• Record excerpts
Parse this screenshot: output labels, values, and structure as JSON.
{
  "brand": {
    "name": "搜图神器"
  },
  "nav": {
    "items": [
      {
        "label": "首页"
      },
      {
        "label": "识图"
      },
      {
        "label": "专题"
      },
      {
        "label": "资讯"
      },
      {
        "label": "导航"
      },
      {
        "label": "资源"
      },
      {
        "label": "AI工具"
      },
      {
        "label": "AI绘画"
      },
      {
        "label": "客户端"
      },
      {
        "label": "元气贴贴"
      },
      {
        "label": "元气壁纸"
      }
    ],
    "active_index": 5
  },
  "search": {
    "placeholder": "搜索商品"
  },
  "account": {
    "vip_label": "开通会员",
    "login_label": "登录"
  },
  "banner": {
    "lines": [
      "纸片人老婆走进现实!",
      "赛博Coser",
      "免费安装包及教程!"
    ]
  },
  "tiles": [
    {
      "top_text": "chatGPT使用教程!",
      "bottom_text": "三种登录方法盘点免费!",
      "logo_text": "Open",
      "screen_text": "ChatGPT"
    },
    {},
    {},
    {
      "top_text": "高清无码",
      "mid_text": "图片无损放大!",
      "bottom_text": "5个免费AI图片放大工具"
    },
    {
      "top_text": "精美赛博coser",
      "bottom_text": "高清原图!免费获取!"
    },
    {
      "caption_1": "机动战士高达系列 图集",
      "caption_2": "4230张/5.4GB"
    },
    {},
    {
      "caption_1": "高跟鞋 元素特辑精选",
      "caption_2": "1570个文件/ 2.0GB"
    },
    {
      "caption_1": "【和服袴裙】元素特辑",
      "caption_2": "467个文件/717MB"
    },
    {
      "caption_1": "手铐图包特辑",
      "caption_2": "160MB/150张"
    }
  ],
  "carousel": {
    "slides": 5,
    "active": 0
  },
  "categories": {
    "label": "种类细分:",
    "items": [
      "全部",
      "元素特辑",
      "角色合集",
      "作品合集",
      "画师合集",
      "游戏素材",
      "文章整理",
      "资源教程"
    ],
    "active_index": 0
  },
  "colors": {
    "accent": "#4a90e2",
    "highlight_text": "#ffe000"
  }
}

* * *

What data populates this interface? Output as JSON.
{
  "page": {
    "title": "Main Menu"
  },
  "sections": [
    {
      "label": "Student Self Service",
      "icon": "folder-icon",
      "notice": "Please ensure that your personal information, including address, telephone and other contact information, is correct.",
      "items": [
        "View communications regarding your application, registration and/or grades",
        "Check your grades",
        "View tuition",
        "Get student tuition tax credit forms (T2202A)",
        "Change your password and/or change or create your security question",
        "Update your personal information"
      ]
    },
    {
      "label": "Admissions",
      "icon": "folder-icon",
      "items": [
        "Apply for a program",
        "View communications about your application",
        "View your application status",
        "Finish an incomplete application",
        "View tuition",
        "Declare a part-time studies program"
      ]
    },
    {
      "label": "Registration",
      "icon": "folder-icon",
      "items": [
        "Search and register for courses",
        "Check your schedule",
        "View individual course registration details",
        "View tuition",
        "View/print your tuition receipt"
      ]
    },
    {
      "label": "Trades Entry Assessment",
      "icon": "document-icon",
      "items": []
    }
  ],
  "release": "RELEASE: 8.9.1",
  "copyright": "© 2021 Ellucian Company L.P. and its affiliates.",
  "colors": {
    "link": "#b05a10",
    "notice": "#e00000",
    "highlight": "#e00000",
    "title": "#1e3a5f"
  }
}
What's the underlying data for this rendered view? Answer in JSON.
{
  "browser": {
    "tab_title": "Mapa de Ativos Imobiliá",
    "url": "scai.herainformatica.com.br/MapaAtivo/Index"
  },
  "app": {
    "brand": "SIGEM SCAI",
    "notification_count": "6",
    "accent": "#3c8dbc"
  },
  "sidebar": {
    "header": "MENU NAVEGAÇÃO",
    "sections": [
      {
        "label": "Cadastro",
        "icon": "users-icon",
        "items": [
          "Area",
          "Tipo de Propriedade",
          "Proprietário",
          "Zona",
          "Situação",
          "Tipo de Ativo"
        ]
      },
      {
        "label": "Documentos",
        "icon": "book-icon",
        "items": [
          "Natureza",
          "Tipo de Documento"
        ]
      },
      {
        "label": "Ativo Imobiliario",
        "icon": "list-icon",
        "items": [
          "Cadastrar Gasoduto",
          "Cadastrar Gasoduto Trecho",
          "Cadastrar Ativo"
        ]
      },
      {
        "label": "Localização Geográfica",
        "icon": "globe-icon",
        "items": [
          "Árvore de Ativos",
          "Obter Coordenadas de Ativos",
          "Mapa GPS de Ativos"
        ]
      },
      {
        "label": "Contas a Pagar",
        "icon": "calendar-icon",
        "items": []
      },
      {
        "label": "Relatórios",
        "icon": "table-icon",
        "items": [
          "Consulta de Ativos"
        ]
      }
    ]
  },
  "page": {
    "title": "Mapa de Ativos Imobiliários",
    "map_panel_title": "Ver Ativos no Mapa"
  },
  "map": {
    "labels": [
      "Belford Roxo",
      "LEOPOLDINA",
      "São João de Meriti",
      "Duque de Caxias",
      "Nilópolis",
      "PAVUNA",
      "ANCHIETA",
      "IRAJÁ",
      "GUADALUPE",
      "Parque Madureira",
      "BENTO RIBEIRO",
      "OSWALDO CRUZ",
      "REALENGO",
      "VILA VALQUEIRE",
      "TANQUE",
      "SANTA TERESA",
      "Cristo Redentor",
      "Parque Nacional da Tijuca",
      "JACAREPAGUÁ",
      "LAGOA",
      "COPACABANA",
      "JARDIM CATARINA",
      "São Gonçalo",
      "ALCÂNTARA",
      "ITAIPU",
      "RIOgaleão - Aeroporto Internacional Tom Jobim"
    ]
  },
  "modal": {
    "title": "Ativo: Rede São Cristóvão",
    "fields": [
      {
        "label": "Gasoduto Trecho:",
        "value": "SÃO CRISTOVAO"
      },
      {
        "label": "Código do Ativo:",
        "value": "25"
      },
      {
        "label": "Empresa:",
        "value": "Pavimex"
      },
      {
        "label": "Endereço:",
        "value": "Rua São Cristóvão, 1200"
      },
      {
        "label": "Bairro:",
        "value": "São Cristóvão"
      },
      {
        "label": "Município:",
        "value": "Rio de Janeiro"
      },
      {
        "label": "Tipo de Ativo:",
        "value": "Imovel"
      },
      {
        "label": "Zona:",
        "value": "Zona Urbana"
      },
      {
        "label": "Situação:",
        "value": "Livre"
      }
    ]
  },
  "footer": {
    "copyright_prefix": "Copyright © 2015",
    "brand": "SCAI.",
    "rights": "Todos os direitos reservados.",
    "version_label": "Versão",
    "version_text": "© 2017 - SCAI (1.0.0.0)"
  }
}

• The problem
Find the lines that include the string "data", then copy each of them.

• Finished exercise
What data populates this interface? Output as JSON.
What's the underlying data for this rendered view? Answer in JSON.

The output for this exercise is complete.